▶ SOURCE EXTRACT:
= = = = = = =

Mad Monk Center for for Anachronistic Media. Photo: John Storey
Mad Monk Center for for Anachronistic Media. Photo: John Storey

As Berkeleyside reported in July, Ken Sarachan’s resurrection of the old Cody’s bookstore at Telegraph and Haste is open for business. Inside are books and records, and nine painted-metal portrait sculptures by Mark Bulwinkle, depicting iconic Berkeley figures. Sarachan has used Bulwinkle on other projects, and Bulwinkle art decorates the outdoors balcony at Mad Monk as well as the restrooms.

Nine portrait sculptures depicting local luminaries

Julia Vinograd. Photo: John Storey
Julia Vinograd. Photo: John Storey

Julia Vinograd is often described as a “street poet,” a term that doesn’t help me much. She has been a part of Telegraph and Berkeley for 50 years and is by now a chromosome in the DNA of Berkeley.

= = = = = = =

▶ LIST OF TASKS:
1 > In the Mad Monk piece, rewrite the stretch from "As Berkeleyside reported" through "DNA of Berkeley.", using "terrace" in place of "balcony".
2 > Answer these questions from the Mad Monk piece:
(a) Who made the nine painted-metal portrait sculptures?
(b) Where is the old Cody's bookstore?
(c) For how many years has Julia Vinograd been a part of Telegraph and Berkeley?

▶ ENTRIES PROVIDED:
= = = = = = =

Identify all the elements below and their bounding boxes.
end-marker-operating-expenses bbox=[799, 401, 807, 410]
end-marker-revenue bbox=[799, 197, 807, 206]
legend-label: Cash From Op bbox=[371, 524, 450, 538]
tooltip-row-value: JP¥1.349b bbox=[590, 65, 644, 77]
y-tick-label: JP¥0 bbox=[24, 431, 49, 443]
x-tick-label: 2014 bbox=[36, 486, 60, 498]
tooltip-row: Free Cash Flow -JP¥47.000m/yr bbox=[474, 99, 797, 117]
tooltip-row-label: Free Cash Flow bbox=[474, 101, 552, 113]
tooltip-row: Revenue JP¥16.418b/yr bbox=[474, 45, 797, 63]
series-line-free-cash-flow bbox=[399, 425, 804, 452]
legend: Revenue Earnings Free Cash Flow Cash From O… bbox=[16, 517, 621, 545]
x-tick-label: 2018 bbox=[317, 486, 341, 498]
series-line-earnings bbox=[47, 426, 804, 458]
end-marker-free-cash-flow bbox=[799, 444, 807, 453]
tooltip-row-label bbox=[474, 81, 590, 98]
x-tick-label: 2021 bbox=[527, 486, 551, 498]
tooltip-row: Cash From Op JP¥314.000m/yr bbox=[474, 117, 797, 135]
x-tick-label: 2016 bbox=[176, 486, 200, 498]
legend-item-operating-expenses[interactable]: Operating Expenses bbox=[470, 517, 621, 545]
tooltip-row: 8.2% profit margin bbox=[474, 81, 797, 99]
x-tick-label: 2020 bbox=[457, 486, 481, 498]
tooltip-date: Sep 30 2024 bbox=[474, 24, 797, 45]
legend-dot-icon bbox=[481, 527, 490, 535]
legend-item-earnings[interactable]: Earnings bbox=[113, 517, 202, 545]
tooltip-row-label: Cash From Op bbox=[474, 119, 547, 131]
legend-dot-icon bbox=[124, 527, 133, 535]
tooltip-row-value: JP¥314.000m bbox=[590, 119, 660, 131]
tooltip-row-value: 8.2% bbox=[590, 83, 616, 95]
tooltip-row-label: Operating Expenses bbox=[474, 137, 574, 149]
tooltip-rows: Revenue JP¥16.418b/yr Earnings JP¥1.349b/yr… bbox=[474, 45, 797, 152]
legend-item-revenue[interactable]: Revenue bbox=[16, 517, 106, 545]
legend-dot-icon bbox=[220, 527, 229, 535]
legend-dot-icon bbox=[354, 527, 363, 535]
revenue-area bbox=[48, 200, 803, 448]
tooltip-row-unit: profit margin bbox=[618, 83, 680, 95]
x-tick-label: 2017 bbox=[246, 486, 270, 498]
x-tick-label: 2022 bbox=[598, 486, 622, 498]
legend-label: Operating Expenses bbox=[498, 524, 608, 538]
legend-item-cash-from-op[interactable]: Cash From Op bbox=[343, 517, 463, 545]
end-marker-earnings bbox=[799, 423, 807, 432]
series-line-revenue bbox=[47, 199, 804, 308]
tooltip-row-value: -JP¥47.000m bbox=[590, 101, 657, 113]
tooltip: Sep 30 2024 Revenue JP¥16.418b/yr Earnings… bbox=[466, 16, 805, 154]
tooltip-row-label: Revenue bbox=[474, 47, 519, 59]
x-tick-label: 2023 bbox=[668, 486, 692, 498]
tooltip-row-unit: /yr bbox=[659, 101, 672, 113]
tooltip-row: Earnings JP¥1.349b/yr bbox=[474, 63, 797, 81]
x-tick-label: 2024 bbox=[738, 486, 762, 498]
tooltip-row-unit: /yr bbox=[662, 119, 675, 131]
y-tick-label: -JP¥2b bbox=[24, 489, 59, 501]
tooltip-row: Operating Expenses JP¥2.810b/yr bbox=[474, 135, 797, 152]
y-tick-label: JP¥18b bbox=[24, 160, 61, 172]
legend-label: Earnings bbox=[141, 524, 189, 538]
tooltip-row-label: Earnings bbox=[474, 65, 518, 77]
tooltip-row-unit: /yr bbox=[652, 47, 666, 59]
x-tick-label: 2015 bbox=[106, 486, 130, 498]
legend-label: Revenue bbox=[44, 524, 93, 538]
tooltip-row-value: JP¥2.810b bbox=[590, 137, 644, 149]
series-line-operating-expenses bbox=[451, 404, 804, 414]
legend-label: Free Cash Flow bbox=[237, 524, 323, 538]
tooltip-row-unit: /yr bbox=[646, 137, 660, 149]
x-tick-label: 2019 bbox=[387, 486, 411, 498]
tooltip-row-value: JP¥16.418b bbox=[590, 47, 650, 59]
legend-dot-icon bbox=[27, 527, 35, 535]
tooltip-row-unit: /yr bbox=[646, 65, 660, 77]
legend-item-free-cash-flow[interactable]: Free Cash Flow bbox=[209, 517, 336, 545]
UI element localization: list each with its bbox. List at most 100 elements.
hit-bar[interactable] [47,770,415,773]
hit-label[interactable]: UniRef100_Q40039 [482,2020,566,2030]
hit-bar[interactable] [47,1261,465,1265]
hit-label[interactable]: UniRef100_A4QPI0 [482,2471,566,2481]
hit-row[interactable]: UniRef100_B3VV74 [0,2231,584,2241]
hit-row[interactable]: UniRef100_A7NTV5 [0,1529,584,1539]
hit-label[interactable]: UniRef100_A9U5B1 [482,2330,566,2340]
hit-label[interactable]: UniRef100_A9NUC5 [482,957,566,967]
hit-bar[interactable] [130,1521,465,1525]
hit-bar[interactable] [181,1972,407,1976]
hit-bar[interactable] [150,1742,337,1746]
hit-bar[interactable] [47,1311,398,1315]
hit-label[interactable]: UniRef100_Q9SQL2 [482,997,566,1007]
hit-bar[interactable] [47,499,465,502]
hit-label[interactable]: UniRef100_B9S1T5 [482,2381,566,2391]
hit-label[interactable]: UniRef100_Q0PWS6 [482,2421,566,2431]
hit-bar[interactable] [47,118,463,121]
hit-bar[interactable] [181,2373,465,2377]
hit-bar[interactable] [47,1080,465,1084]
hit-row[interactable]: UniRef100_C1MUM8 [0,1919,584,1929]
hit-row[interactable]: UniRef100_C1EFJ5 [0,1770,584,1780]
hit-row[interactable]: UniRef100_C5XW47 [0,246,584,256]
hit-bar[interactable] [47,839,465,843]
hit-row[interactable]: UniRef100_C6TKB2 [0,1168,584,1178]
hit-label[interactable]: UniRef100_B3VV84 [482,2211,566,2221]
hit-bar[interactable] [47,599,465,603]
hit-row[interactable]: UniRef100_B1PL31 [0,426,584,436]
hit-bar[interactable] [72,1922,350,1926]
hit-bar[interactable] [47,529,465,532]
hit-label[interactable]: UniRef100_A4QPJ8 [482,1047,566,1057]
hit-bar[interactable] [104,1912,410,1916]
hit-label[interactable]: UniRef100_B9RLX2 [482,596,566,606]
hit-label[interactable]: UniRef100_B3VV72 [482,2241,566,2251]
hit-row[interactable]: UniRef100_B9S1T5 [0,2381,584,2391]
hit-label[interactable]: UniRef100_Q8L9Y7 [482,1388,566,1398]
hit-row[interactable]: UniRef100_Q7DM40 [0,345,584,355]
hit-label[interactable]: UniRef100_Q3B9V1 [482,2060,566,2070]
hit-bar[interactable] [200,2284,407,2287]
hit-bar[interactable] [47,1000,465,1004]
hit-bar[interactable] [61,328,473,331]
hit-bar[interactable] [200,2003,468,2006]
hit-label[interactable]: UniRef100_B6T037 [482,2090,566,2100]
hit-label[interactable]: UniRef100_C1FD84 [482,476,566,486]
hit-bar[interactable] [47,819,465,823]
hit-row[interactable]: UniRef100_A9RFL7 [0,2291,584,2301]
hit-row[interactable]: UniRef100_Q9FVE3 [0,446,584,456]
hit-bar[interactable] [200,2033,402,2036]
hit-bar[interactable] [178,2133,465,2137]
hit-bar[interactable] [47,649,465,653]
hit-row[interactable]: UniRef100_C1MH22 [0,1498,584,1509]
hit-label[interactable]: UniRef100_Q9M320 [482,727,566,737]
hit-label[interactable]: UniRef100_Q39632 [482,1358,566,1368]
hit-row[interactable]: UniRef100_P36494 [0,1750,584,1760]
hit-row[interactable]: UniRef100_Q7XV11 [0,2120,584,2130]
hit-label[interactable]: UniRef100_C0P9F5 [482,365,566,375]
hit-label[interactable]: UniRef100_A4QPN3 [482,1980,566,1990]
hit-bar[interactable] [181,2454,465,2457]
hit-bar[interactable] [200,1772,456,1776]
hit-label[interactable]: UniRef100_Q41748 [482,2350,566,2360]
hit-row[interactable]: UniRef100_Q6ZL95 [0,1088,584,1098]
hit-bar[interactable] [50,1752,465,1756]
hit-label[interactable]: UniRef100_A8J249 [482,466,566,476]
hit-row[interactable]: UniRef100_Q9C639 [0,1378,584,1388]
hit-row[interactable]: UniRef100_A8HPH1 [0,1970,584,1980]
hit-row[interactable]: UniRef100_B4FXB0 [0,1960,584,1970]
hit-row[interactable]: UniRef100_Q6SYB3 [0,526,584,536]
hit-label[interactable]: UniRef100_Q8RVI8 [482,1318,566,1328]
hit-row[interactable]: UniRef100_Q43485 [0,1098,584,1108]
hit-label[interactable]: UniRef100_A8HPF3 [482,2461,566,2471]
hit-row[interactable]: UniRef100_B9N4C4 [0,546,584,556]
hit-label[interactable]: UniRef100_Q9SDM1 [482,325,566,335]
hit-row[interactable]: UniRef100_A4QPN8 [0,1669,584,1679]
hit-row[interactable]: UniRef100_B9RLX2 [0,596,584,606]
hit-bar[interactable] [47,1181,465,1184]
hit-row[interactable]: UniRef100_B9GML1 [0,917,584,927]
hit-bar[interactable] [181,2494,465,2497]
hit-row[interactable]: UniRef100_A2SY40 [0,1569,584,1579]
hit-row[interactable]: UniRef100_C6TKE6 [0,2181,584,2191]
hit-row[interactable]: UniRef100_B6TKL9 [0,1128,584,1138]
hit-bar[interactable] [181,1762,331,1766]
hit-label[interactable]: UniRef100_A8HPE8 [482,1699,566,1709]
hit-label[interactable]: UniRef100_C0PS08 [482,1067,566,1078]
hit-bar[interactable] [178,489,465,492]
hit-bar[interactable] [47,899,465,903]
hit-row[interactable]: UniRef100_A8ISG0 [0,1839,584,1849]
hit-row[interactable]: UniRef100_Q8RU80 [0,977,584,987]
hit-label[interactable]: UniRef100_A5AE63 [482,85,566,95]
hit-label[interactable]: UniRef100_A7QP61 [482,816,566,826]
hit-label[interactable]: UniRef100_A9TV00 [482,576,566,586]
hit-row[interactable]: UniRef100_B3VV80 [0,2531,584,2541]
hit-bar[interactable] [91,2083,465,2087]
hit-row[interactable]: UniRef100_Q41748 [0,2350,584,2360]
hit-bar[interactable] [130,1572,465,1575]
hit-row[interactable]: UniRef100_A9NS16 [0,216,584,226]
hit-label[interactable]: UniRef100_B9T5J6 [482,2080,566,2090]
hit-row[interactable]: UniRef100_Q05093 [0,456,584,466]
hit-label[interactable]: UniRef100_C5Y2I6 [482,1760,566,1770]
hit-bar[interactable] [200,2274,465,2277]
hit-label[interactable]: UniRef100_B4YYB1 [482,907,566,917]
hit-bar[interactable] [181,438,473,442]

= = = = = = =

▶ REPLIES:
1 >
As Berkeleyside reported in July, Ken Sarachan’s resurrection of the old Cody’s bookstore at Telegraph and Haste is open for business. Inside are books and records, and nine painted-metal portrait sculptures by Mark Bulwinkle, depicting iconic Berkeley figures. Sarachan has used Bulwinkle on other projects, and Bulwinkle art decorates the outdoors terrace at Mad Monk as well as the restrooms.

Nine portrait sculptures depicting local luminaries

Julia Vinograd. Photo: John Storey
Julia Vinograd. Photo: John Storey

Julia Vinograd is often described as a “street poet,” a term that doesn’t help me much. She has been a part of Telegraph and Berkeley for 50 years and is by now a chromosome in the DNA of Berkeley.

2 >
(a) Mark Bulwinkle
(b) At Telegraph and Haste
(c) 50 years